● 表示テキスト:
+-------+
【マリーナとの対話。】

 

あなたの生まれた場所はどんなところでしたか。

 

フランスのブルターニュ地方(フランスの最西端)のカンペールレという古くからの港町に生まれました。ここに住む人々は、自身のルーツであるブルトン文化に深い帰属意識があって、ここでの生活に対して強い誇りを持っています。私自身もこの土地と深いつながりを感じています。
例えば、私の動物たちはリアルな形をしていますが、その色はリアルではありません。それらは抽象的で、動き回り、固定できず、まるで車窓から撮影した風景のようです。私は、これらの色彩は、この土地によって鍛えられ、与えられたものであり、この場所に帰属していると感じています。私が、この土地と、フランスのその他の土地からが感じ取る差異こそが、この感覚を作り出しています。

 

あなたの家族はどんな人達でしたか。

 

母は農家の出身です。料理教室の先生もしていましたが、私と妹を引き連れて、暇さえあれば農作業をしていました。父は、ずっと食肉加工工場で働いていました。彼らは質素な家庭で生まれ育ちましたが、いろいろなことに興味を持ち、とてもオープンで明るい性格の持ち主でした。両親は私達に野心を持たせて、物事は実力で獲得していくものだということを教えました。

父は、私が幼いうちから一緒に森に入って、狩猟の世界のありのままを見せてくれました。この体験は私のあらゆる面に大きな影響を与え、今につながっています。私はすぐに、銃から、カメラとスケッチブックに持ち替えましたが、そこからは母がいつも背中を押してくれました。その頃、姉は、柔道やサンボ、レスリングなどの格闘技に熱中し、鍛錬によって強くなっていました。だから、デッサンや絵画、彫刻といった創作活動も、それと同じように、鍛錬して強くなる必要があるのだと考えていました。


父は、夕方になると私たちを連れ出して、様々な種類の植物や鳥を見せ、動物がいた目印を教えるのが日課でした。夏になると、麦畑の収穫が終わった夕暮れ時に、野ネズミを狩るキツネを見に行きました。私はこの見物が大好きで、後年、大学の卒論で「フランスとヨーロッパにおけるアカギツネの生態」を選んだほどです。

 

子供の頃の話を聞かせてください。

 

いつも動物に囲まれていました。小さい頃、お祭りでモルモットが当たって、祖母におねだりして2匹目を飼ってもらい、そこから子供をたくさん繁殖させました。祖父母のうさぎと一緒に小屋に入れてね。狩猟用の犬やネズミ退治用の猫もいました。父がフェレットを飼っていて、よく撫でてました。撫でてやらないと攻撃的になるんです。妹がレスリング大会でラムを勝ち取ってきたこともあった。とにかく動物だらけでした。母は大きな鳥小屋で、鶏や七面鳥やアヒルを飼っていて、祖父はいつも私に、鶏の絵を描いて持って来いって言ってましたね。牛の乳搾りや子豚の世話など、牧場ではやることがたくさんあって、動物の世話をするのは好きでした。
+-------+
● 提供情報:

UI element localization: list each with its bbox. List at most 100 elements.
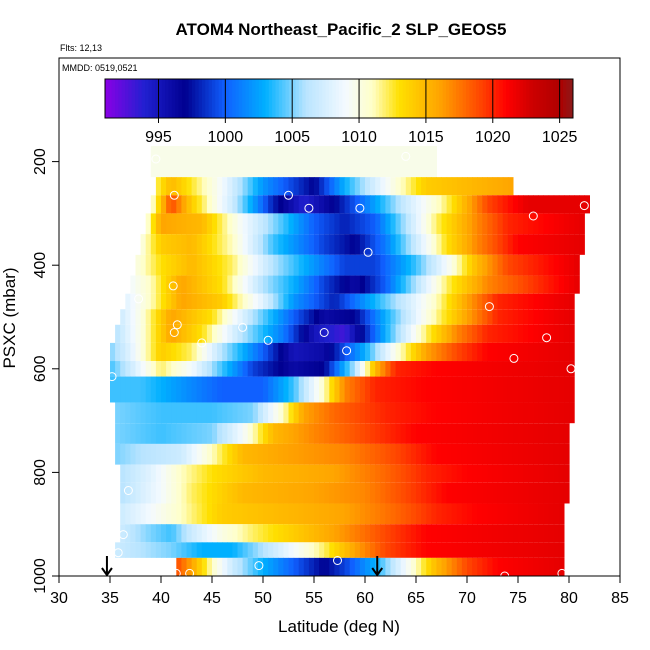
heat-cell <box>365 309 371 325</box>
heat-cell <box>349 342 356 362</box>
heat-cell <box>303 464 310 483</box>
data-point <box>319 328 329 337</box>
heat-cell <box>543 254 550 276</box>
heat-cell <box>181 423 188 444</box>
heat-cell <box>421 254 427 276</box>
heat-cell <box>365 146 371 178</box>
heat-cell <box>472 293 478 310</box>
heat-cell <box>222 195 228 214</box>
heat-cell <box>523 542 529 558</box>
heat-cell <box>431 177 437 196</box>
heat-cell <box>242 503 249 525</box>
heat-cell <box>431 482 437 504</box>
heat-cell <box>298 234 305 255</box>
heat-cell <box>553 524 560 543</box>
heat-cell <box>359 254 366 276</box>
heat-cell <box>166 146 172 178</box>
heat-cell <box>145 464 152 483</box>
heat-cell <box>472 524 478 543</box>
heat-cell <box>252 146 259 178</box>
heat-cell <box>543 275 550 294</box>
heat-cell <box>370 213 376 235</box>
heat-cell <box>191 275 198 294</box>
heat-cell <box>390 195 397 214</box>
heat-cell <box>293 275 300 294</box>
heat-cell <box>166 234 172 255</box>
heat-cell <box>482 464 488 483</box>
heat-cell <box>507 293 514 310</box>
heat-cell <box>298 254 305 276</box>
heat-cell <box>303 177 310 196</box>
heat-cell <box>191 342 198 362</box>
heat-cell <box>461 254 468 276</box>
heat-cell <box>385 177 392 196</box>
heat-cell <box>380 423 386 444</box>
heat-cell <box>370 324 376 343</box>
heat-cell <box>155 376 162 403</box>
heat-cell <box>467 503 473 525</box>
heat-cell <box>518 402 524 424</box>
heat-cell <box>543 195 550 214</box>
heat-cell <box>201 177 208 196</box>
heat-cell <box>431 557 437 576</box>
heat-cell <box>161 293 167 310</box>
heat-cell <box>467 402 473 424</box>
heat-cell <box>130 482 137 504</box>
heat-cell <box>186 524 193 543</box>
heat-cell <box>563 309 570 325</box>
heat-cell <box>451 234 458 255</box>
heat-cell <box>196 342 203 362</box>
heat-cell <box>349 482 356 504</box>
heat-cell <box>359 402 366 424</box>
heat-cell <box>395 557 402 576</box>
heat-cell <box>359 524 366 543</box>
heat-cell <box>288 342 295 362</box>
heat-cell <box>319 557 325 576</box>
heat-cell <box>191 443 198 465</box>
heat-cell <box>293 309 300 325</box>
heat-cell <box>125 482 131 504</box>
heat-cell <box>359 293 366 310</box>
heat-cell <box>252 213 259 235</box>
heat-cell <box>319 402 325 424</box>
heat-cell <box>181 443 188 465</box>
colorbar-segment <box>315 79 320 118</box>
heat-cell <box>467 423 473 444</box>
heat-cell <box>217 177 223 196</box>
heat-cell <box>212 177 218 196</box>
heat-cell <box>472 557 478 576</box>
heat-cell <box>477 524 483 543</box>
heat-cell <box>135 402 142 424</box>
colorbar-frame <box>104 78 574 119</box>
heat-cell <box>278 464 284 483</box>
heat-cell <box>324 195 330 214</box>
heat-cell <box>329 177 335 196</box>
heat-cell <box>370 503 376 525</box>
heat-cell <box>166 443 172 465</box>
heat-cell <box>176 177 182 196</box>
heat-cell <box>283 542 290 558</box>
heat-cell <box>380 402 386 424</box>
heat-cell <box>212 213 218 235</box>
heat-cell <box>441 234 448 255</box>
heat-cell <box>431 376 437 403</box>
heat-cell <box>385 542 392 558</box>
heat-cell <box>405 542 412 558</box>
heat-cell <box>370 482 376 504</box>
heat-cell <box>487 293 494 310</box>
heat-cell <box>380 342 386 362</box>
heat-cell <box>385 524 392 543</box>
heat-cell <box>385 376 392 403</box>
heat-cell <box>339 503 346 525</box>
heat-cell <box>543 443 550 465</box>
heat-cell <box>400 361 407 377</box>
heat-cell <box>426 423 432 444</box>
heat-cell <box>482 293 488 310</box>
heat-cell <box>257 254 264 276</box>
heat-cell <box>426 195 432 214</box>
heat-cell <box>201 293 208 310</box>
heat-cell <box>329 309 335 325</box>
heat-cell <box>201 146 208 178</box>
heat-cell <box>344 234 351 255</box>
colorbar-segment <box>399 79 404 118</box>
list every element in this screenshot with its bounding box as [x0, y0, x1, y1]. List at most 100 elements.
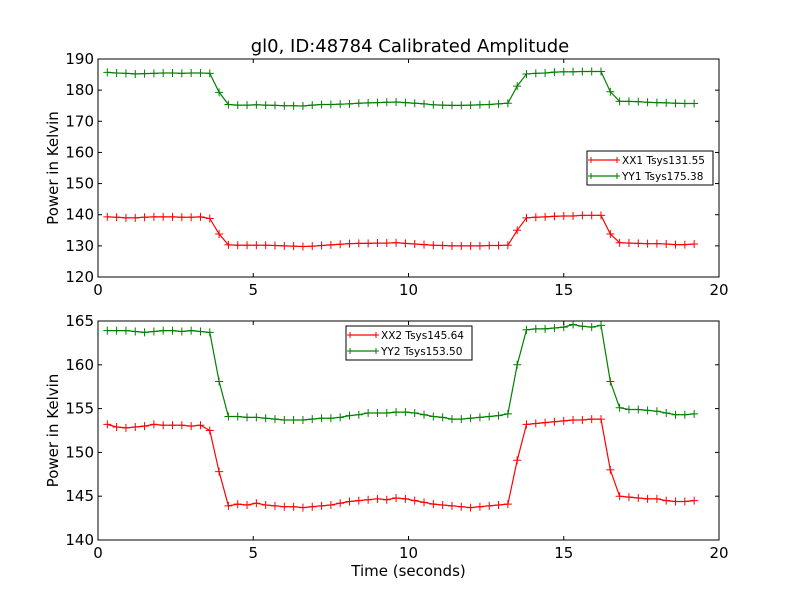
series-2-point [270, 101, 279, 110]
series-1-point [270, 241, 279, 250]
series-2-point [280, 101, 289, 110]
series-2-point [168, 326, 177, 335]
series-2-point [578, 67, 587, 76]
series-2-point [159, 69, 168, 78]
series-1-line [107, 214, 695, 248]
series-2-point [205, 69, 214, 78]
series-2-point [298, 102, 307, 111]
legend-marker [614, 173, 620, 179]
series-1-point [457, 241, 466, 250]
y-axis-label: Power in Kelvin [44, 374, 62, 488]
series-1-point [643, 239, 652, 248]
series-2-point [205, 328, 214, 337]
series-2-line [107, 323, 695, 421]
series-2-point [550, 324, 559, 333]
series-1-point [671, 497, 680, 506]
series-1-point [569, 211, 578, 220]
series-2-point [643, 406, 652, 415]
x-tick-label: 10 [399, 281, 418, 299]
series-2-point [522, 325, 531, 334]
y-tick-label: 180 [65, 81, 94, 99]
series-1-point [624, 493, 633, 502]
series-1-point [615, 238, 624, 247]
x-axis-label: Time (seconds) [350, 562, 466, 580]
series-2-point [121, 326, 130, 335]
figure-title: gl0, ID:48784 Calibrated Amplitude [251, 36, 570, 57]
series-2-point [373, 98, 382, 107]
series-2-point [131, 327, 140, 336]
series-2-point [373, 408, 382, 417]
series-2-point [233, 412, 242, 421]
series-1-point [317, 241, 326, 250]
series-2-point [531, 324, 540, 333]
series-2-point [187, 326, 196, 335]
series-1-point [578, 415, 587, 424]
series-2-point [634, 97, 643, 106]
series-2-point [243, 413, 252, 422]
series-1-point [447, 501, 456, 510]
series-2-point [466, 101, 475, 110]
series-1-point [289, 502, 298, 511]
series-1-point [690, 496, 699, 505]
series-1-point [550, 212, 559, 221]
series-1-point [485, 501, 494, 510]
legend-marker [614, 157, 620, 163]
series-1-point [494, 500, 503, 509]
series-2-point [606, 87, 615, 96]
series-1-point [475, 241, 484, 250]
y-tick-label: 190 [65, 50, 94, 68]
series-2-point [261, 101, 270, 110]
series-2-point [671, 410, 680, 419]
series-1-point [606, 465, 615, 474]
series-2-point [354, 99, 363, 108]
series-1-point [438, 500, 447, 509]
series-1-point [457, 502, 466, 511]
x-tick-label: 0 [93, 544, 103, 562]
series-1-point [252, 241, 261, 250]
x-tick-label: 5 [248, 281, 258, 299]
series-1-point [364, 239, 373, 248]
series-1-group [103, 415, 699, 512]
series-1-point [466, 503, 475, 512]
series-2-point [112, 69, 121, 78]
series-1-point [420, 240, 429, 249]
series-1-point [531, 213, 540, 222]
series-2-point [317, 100, 326, 109]
series-1-point [401, 494, 410, 503]
series-1-point [187, 422, 196, 431]
series-2-point [401, 408, 410, 417]
series-2-point [559, 67, 568, 76]
series-2-point [261, 414, 270, 423]
series-1-point [326, 240, 335, 249]
series-1-point [513, 456, 522, 465]
series-1-point [308, 502, 317, 511]
series-2-point [513, 82, 522, 91]
series-1-point [289, 242, 298, 251]
series-1-point [475, 502, 484, 511]
top-panel: 0 5 10 15 20 120 130 140 150 160 170 180 190 Power in… [44, 50, 729, 299]
series-2-point [597, 67, 606, 76]
series-1-point [382, 495, 391, 504]
series-2-point [168, 69, 177, 78]
series-1-point [298, 242, 307, 251]
series-1-point [373, 239, 382, 248]
series-2-point [447, 415, 456, 424]
series-1-point [121, 423, 130, 432]
bottom-panel: 0 5 10 15 20 140 145 150 155 160 165 Power in Kelvi… [44, 312, 729, 580]
series-2-point [420, 410, 429, 419]
series-1-point [168, 212, 177, 221]
series-2-point [392, 408, 401, 417]
series-2-point [662, 98, 671, 107]
legend-marker [347, 348, 353, 354]
series-1-point [447, 241, 456, 250]
series-2-point [541, 324, 550, 333]
legend-marker [373, 332, 379, 338]
series-1-point [429, 241, 438, 250]
y-tick-label: 165 [65, 312, 94, 330]
series-2-point [196, 69, 205, 78]
series-1-point [196, 421, 205, 430]
series-2-point [252, 413, 261, 422]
+-------+
● タスク一覧:
a – 「マリーナとの対話」で、母が大きな鳥小屋で飼っていた鳥をすべて列挙せよ。
b – 「マリーナとの対話」によると、大学の卒論で選んだテーマは何か。
c – 「マリーナとの対話」の最後の文に続けて、本文を書き継げ。

● タスク別出力:
a – 鶏、七面鳥、アヒル

b – 「フランスとヨーロッパにおけるアカギツネの生態」です。

c –
12歳の時、初めて描いた絵が売れて、そのお金で魚を買いました。きれいな水槽を作って、10匹ほど魚を飼いました。それから15歳の頃、爬虫類に興味を持って、20年くらい生きているヒメガメを飼って、次にヘビ、そして今は二十歳のトカゲを飼っています。

 

学校ではどうでしたか。

 

自分でものごとを決めるのが好きで、ルールのようなものを押し付けられるのは嫌いでした。私は何でもできる生徒でしたが、権威には我慢がなりませんでした。その後、初めて季節労働のアルバイトをした時、私は上司を持つことができないとすぐに理解しました。グラフィックやアートを学ぶようになってからも、本当に勉強が楽しいとは思ったことはありませんでした。

 

学校時代のあなたに影響を与えた身近な人について。

 

私に読書を教えてくれた祖父のこと。最終学年の時の理科の先生。彼は毎週月曜日の朝に、週末に鹿を何頭見たか尋ねてきました。そして退屈な高校生活の一筋の光のような存在だった美術の教師のこと。彼女の話は私が面白いと思う数少ない事の1つでした。でも、ほとんどが嫌いな人ばかりでしたね。

 

どうやって作品を作るようになりましたか。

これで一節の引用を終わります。